**WORK INSTRUCTIONS**
Copy every record word for word.

**SUPPLIED MATERIAL**

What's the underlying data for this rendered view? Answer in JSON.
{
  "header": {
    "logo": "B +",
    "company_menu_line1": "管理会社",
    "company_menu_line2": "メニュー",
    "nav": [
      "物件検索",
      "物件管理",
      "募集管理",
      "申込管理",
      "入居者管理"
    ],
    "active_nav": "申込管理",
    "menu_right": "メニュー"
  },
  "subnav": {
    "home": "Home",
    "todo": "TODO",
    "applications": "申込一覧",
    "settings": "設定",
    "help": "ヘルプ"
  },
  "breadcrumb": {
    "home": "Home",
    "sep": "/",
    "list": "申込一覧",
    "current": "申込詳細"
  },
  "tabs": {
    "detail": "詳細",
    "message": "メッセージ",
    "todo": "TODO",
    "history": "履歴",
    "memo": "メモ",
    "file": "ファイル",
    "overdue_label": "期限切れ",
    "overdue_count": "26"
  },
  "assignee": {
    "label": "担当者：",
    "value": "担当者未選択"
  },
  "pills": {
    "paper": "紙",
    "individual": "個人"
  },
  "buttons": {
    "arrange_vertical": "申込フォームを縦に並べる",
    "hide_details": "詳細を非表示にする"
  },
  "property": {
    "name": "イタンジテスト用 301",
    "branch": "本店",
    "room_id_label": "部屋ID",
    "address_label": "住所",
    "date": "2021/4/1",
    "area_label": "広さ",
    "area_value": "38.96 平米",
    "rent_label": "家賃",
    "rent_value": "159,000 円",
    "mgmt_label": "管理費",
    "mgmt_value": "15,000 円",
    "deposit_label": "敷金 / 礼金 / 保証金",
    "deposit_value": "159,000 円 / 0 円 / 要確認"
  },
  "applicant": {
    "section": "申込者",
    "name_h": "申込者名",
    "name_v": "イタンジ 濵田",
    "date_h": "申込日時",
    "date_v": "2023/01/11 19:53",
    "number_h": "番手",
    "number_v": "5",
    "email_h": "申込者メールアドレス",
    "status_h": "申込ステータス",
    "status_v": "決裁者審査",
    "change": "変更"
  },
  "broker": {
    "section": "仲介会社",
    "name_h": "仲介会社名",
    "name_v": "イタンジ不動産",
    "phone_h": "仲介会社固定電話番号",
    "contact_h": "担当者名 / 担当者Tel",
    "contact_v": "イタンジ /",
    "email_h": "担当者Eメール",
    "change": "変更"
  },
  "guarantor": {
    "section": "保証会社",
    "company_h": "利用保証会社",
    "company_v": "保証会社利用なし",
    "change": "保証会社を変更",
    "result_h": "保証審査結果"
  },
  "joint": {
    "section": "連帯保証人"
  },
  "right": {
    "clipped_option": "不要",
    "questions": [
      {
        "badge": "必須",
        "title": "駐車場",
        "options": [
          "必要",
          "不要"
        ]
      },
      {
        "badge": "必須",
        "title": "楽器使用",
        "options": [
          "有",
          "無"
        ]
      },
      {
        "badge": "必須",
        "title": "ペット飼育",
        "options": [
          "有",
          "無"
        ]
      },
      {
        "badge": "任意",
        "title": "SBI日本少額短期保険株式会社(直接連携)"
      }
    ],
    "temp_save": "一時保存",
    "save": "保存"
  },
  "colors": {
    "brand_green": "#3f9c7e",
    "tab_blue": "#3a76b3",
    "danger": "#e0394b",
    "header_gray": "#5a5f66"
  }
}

**ANSWER FOR THIS EXERCISE**
What's the underlying data for this rendered view? Answer in JSON.
{
  "header": {
    "logo": "B +",
    "company_menu_line1": "管理会社",
    "company_menu_line2": "メニュー",
    "nav": [
      "物件検索",
      "物件管理",
      "募集管理",
      "申込管理",
      "入居者管理"
    ],
    "active_nav": "申込管理",
    "menu_right": "メニュー"
  },
  "subnav": {
    "home": "Home",
    "todo": "TODO",
    "applications": "申込一覧",
    "settings": "設定",
    "help": "ヘルプ"
  },
  "breadcrumb": {
    "home": "Home",
    "sep": "/",
    "list": "申込一覧",
    "current": "申込詳細"
  },
  "tabs": {
    "detail": "詳細",
    "message": "メッセージ",
    "todo": "TODO",
    "history": "履歴",
    "memo": "メモ",
    "file": "ファイル",
    "overdue_label": "期限切れ",
    "overdue_count": "26"
  },
  "assignee": {
    "label": "担当者：",
    "value": "担当者未選択"
  },
  "pills": {
    "paper": "紙",
    "individual": "個人"
  },
  "buttons": {
    "arrange_vertical": "申込フォームを縦に並べる",
    "hide_details": "詳細を非表示にする"
  },
  "property": {
    "name": "イタンジテスト用 301",
    "branch": "本店",
    "room_id_label": "部屋ID",
    "address_label": "住所",
    "date": "2021/4/1",
    "area_label": "広さ",
    "area_value": "38.96 平米",
    "rent_label": "家賃",
    "rent_value": "159,000 円",
    "mgmt_label": "管理費",
    "mgmt_value": "15,000 円",
    "deposit_label": "敷金 / 礼金 / 保証金",
    "deposit_value": "159,000 円 / 0 円 / 要確認"
  },
  "applicant": {
    "section": "申込者",
    "name_h": "申込者名",
    "name_v": "イタンジ 濵田",
    "date_h": "申込日時",
    "date_v": "2023/01/11 19:53",
    "number_h": "番手",
    "number_v": "5",
    "email_h": "申込者メールアドレス",
    "status_h": "申込ステータス",
    "status_v": "決裁者審査",
    "change": "変更"
  },
  "broker": {
    "section": "仲介会社",
    "name_h": "仲介会社名",
    "name_v": "イタンジ不動産",
    "phone_h": "仲介会社固定電話番号",
    "contact_h": "担当者名 / 担当者Tel",
    "contact_v": "イタンジ /",
    "email_h": "担当者Eメール",
    "change": "変更"
  },
  "guarantor": {
    "section": "保証会社",
    "company_h": "利用保証会社",
    "company_v": "保証会社利用なし",
    "change": "保証会社を変更",
    "result_h": "保証審査結果"
  },
  "joint": {
    "section": "連帯保証人"
  },
  "right": {
    "clipped_option": "不要",
    "questions": [
      {
        "badge": "必須",
        "title": "駐車場",
        "options": [
          "必要",
          "不要"
        ]
      },
      {
        "badge": "必須",
        "title": "楽器使用",
        "options": [
          "有",
          "無"
        ]
      },
      {
        "badge": "必須",
        "title": "ペット飼育",
        "options": [
          "有",
          "無"
        ]
      },
      {
        "badge": "任意",
        "title": "SBI日本少額短期保険株式会社(直接連携)"
      }
    ],
    "temp_save": "一時保存",
    "save": "保存"
  },
  "colors": {
    "brand_green": "#3f9c7e",
    "tab_blue": "#3a76b3",
    "danger": "#e0394b",
    "header_gray": "#5a5f66"
  }
}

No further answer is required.